→ What you are asked to do
Set down, without alteration, the lines from the one that contains "Output a JSON" through the final line of the material below.

→ Material shown
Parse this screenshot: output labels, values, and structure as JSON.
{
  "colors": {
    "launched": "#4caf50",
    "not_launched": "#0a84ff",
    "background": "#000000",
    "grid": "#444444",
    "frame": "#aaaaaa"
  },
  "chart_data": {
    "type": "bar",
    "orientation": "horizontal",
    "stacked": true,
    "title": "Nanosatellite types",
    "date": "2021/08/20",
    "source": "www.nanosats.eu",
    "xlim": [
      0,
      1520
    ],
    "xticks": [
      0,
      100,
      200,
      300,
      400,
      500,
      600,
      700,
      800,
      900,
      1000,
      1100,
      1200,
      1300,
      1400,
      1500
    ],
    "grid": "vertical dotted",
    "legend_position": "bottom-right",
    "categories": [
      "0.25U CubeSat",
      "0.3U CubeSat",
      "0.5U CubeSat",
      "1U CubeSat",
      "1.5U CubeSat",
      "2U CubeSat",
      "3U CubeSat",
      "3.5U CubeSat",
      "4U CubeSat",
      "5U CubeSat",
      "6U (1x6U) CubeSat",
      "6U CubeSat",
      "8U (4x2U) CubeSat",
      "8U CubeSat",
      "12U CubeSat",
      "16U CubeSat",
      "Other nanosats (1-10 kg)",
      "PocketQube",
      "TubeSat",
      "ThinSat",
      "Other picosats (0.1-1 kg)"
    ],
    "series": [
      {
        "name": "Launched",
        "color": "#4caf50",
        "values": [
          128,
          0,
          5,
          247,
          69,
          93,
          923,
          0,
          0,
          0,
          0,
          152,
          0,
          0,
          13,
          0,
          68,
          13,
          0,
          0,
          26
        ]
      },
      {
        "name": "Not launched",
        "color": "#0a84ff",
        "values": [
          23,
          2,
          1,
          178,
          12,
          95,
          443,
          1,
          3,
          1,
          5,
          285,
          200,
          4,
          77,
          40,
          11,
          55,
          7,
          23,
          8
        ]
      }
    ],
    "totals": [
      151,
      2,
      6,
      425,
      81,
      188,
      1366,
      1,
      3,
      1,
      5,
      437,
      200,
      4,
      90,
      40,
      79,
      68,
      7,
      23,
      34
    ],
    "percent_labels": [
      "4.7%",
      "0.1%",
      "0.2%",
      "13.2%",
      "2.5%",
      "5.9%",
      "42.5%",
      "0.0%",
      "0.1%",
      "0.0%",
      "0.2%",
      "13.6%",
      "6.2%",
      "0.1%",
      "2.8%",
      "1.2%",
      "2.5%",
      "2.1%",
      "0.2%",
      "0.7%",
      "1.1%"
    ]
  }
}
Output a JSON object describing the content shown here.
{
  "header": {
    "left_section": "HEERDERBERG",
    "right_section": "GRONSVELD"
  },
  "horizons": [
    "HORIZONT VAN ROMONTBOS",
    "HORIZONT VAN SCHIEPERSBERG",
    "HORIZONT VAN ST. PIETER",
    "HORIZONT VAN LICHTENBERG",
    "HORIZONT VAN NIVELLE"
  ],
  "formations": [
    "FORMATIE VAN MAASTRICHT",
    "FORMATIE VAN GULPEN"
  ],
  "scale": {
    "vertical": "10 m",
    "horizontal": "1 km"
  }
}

→ The completed task
Output a JSON object describing the content shown here.
{
  "header": {
    "left_section": "HEERDERBERG",
    "right_section": "GRONSVELD"
  },
  "horizons": [
    "HORIZONT VAN ROMONTBOS",
    "HORIZONT VAN SCHIEPERSBERG",
    "HORIZONT VAN ST. PIETER",
    "HORIZONT VAN LICHTENBERG",
    "HORIZONT VAN NIVELLE"
  ],
  "formations": [
    "FORMATIE VAN MAASTRICHT",
    "FORMATIE VAN GULPEN"
  ],
  "scale": {
    "vertical": "10 m",
    "horizontal": "1 km"
  }
}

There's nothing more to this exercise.